> Given request: Restate the whole listing exactly.

> Data provided:
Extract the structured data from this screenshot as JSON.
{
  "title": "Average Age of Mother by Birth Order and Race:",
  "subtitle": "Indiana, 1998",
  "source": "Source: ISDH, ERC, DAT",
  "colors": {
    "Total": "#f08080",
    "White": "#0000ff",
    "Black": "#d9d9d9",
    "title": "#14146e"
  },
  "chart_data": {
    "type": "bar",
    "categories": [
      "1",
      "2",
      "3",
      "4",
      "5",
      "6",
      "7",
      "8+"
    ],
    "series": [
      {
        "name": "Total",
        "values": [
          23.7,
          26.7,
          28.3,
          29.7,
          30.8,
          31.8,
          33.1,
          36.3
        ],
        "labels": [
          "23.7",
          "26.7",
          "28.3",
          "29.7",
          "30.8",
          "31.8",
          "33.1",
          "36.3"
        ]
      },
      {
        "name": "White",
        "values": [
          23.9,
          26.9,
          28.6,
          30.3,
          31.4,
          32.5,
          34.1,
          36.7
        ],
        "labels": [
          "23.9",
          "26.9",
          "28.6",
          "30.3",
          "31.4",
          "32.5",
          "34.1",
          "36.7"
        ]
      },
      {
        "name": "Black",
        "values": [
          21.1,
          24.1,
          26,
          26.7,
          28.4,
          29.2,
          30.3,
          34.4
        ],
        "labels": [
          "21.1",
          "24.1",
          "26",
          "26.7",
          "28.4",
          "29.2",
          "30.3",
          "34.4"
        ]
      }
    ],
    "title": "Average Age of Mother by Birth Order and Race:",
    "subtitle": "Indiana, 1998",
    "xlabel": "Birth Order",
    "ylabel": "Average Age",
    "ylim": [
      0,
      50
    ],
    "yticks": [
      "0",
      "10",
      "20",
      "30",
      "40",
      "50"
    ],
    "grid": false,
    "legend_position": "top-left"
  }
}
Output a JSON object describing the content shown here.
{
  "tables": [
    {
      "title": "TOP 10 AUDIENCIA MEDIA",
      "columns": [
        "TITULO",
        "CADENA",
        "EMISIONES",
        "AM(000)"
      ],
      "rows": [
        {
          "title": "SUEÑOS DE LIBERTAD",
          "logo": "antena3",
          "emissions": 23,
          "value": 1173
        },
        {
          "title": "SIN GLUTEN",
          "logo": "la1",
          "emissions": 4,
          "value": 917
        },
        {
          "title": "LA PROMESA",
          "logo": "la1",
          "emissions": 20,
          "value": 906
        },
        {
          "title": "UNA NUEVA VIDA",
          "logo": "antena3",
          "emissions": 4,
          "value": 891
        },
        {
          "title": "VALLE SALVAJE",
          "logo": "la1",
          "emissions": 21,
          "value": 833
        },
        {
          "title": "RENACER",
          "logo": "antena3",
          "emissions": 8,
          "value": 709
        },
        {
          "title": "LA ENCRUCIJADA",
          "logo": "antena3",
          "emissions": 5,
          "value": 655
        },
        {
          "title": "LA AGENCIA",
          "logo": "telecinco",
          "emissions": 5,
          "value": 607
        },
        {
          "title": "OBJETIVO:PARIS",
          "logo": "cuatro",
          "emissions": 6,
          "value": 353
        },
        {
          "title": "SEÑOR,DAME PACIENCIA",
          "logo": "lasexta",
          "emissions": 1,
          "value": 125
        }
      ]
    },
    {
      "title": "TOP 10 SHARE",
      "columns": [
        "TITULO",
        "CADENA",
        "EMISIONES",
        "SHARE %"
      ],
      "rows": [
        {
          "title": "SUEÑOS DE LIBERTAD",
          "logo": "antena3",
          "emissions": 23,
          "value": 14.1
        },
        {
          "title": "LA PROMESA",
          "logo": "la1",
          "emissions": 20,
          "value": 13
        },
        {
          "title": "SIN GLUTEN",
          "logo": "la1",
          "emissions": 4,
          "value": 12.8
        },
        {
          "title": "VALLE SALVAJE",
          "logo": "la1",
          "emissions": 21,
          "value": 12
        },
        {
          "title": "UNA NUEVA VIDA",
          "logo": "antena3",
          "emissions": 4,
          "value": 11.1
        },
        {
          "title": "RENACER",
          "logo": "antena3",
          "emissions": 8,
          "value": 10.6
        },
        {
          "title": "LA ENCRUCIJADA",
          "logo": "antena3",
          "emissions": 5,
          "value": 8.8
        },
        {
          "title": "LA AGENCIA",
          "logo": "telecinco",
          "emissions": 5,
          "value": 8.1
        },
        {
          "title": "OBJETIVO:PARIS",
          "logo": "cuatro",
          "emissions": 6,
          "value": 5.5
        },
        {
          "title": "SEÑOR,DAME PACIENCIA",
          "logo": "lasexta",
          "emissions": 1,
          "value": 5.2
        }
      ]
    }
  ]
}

> Correct response:
Extract the structured data from this screenshot as JSON.
{
  "title": "Average Age of Mother by Birth Order and Race:",
  "subtitle": "Indiana, 1998",
  "source": "Source: ISDH, ERC, DAT",
  "colors": {
    "Total": "#f08080",
    "White": "#0000ff",
    "Black": "#d9d9d9",
    "title": "#14146e"
  },
  "chart_data": {
    "type": "bar",
    "categories": [
      "1",
      "2",
      "3",
      "4",
      "5",
      "6",
      "7",
      "8+"
    ],
    "series": [
      {
        "name": "Total",
        "values": [
          23.7,
          26.7,
          28.3,
          29.7,
          30.8,
          31.8,
          33.1,
          36.3
        ],
        "labels": [
          "23.7",
          "26.7",
          "28.3",
          "29.7",
          "30.8",
          "31.8",
          "33.1",
          "36.3"
        ]
      },
      {
        "name": "White",
        "values": [
          23.9,
          26.9,
          28.6,
          30.3,
          31.4,
          32.5,
          34.1,
          36.7
        ],
        "labels": [
          "23.9",
          "26.9",
          "28.6",
          "30.3",
          "31.4",
          "32.5",
          "34.1",
          "36.7"
        ]
      },
      {
        "name": "Black",
        "values": [
          21.1,
          24.1,
          26,
          26.7,
          28.4,
          29.2,
          30.3,
          34.4
        ],
        "labels": [
          "21.1",
          "24.1",
          "26",
          "26.7",
          "28.4",
          "29.2",
          "30.3",
          "34.4"
        ]
      }
    ],
    "title": "Average Age of Mother by Birth Order and Race:",
    "subtitle": "Indiana, 1998",
    "xlabel": "Birth Order",
    "ylabel": "Average Age",
    "ylim": [
      0,
      50
    ],
    "yticks": [
      "0",
      "10",
      "20",
      "30",
      "40",
      "50"
    ],
    "grid": false,
    "legend_position": "top-left"
  }
}
Output a JSON object describing the content shown here.
{
  "tables": [
    {
      "title": "TOP 10 AUDIENCIA MEDIA",
      "columns": [
        "TITULO",
        "CADENA",
        "EMISIONES",
        "AM(000)"
      ],
      "rows": [
        {
          "title": "SUEÑOS DE LIBERTAD",
          "logo": "antena3",
          "emissions": 23,
          "value": 1173
        },
        {
          "title": "SIN GLUTEN",
          "logo": "la1",
          "emissions": 4,
          "value": 917
        },
        {
          "title": "LA PROMESA",
          "logo": "la1",
          "emissions": 20,
          "value": 906
        },
        {
          "title": "UNA NUEVA VIDA",
          "logo": "antena3",
          "emissions": 4,
          "value": 891
        },
        {
          "title": "VALLE SALVAJE",
          "logo": "la1",
          "emissions": 21,
          "value": 833
        },
        {
          "title": "RENACER",
          "logo": "antena3",
          "emissions": 8,
          "value": 709
        },
        {
          "title": "LA ENCRUCIJADA",
          "logo": "antena3",
          "emissions": 5,
          "value": 655
        },
        {
          "title": "LA AGENCIA",
          "logo": "telecinco",
          "emissions": 5,
          "value": 607
        },
        {
          "title": "OBJETIVO:PARIS",
          "logo": "cuatro",
          "emissions": 6,
          "value": 353
        },
        {
          "title": "SEÑOR,DAME PACIENCIA",
          "logo": "lasexta",
          "emissions": 1,
          "value": 125
        }
      ]
    },
    {
      "title": "TOP 10 SHARE",
      "columns": [
        "TITULO",
        "CADENA",
        "EMISIONES",
        "SHARE %"
      ],
      "rows": [
        {
          "title": "SUEÑOS DE LIBERTAD",
          "logo": "antena3",
          "emissions": 23,
          "value": 14.1
        },
        {
          "title": "LA PROMESA",
          "logo": "la1",
          "emissions": 20,
          "value": 13
        },
        {
          "title": "SIN GLUTEN",
          "logo": "la1",
          "emissions": 4,
          "value": 12.8
        },
        {
          "title": "VALLE SALVAJE",
          "logo": "la1",
          "emissions": 21,
          "value": 12
        },
        {
          "title": "UNA NUEVA VIDA",
          "logo": "antena3",
          "emissions": 4,
          "value": 11.1
        },
        {
          "title": "RENACER",
          "logo": "antena3",
          "emissions": 8,
          "value": 10.6
        },
        {
          "title": "LA ENCRUCIJADA",
          "logo": "antena3",
          "emissions": 5,
          "value": 8.8
        },
        {
          "title": "LA AGENCIA",
          "logo": "telecinco",
          "emissions": 5,
          "value": 8.1
        },
        {
          "title": "OBJETIVO:PARIS",
          "logo": "cuatro",
          "emissions": 6,
          "value": 5.5
        },
        {
          "title": "SEÑOR,DAME PACIENCIA",
          "logo": "lasexta",
          "emissions": 1,
          "value": 5.2
        }
      ]
    }
  ]
}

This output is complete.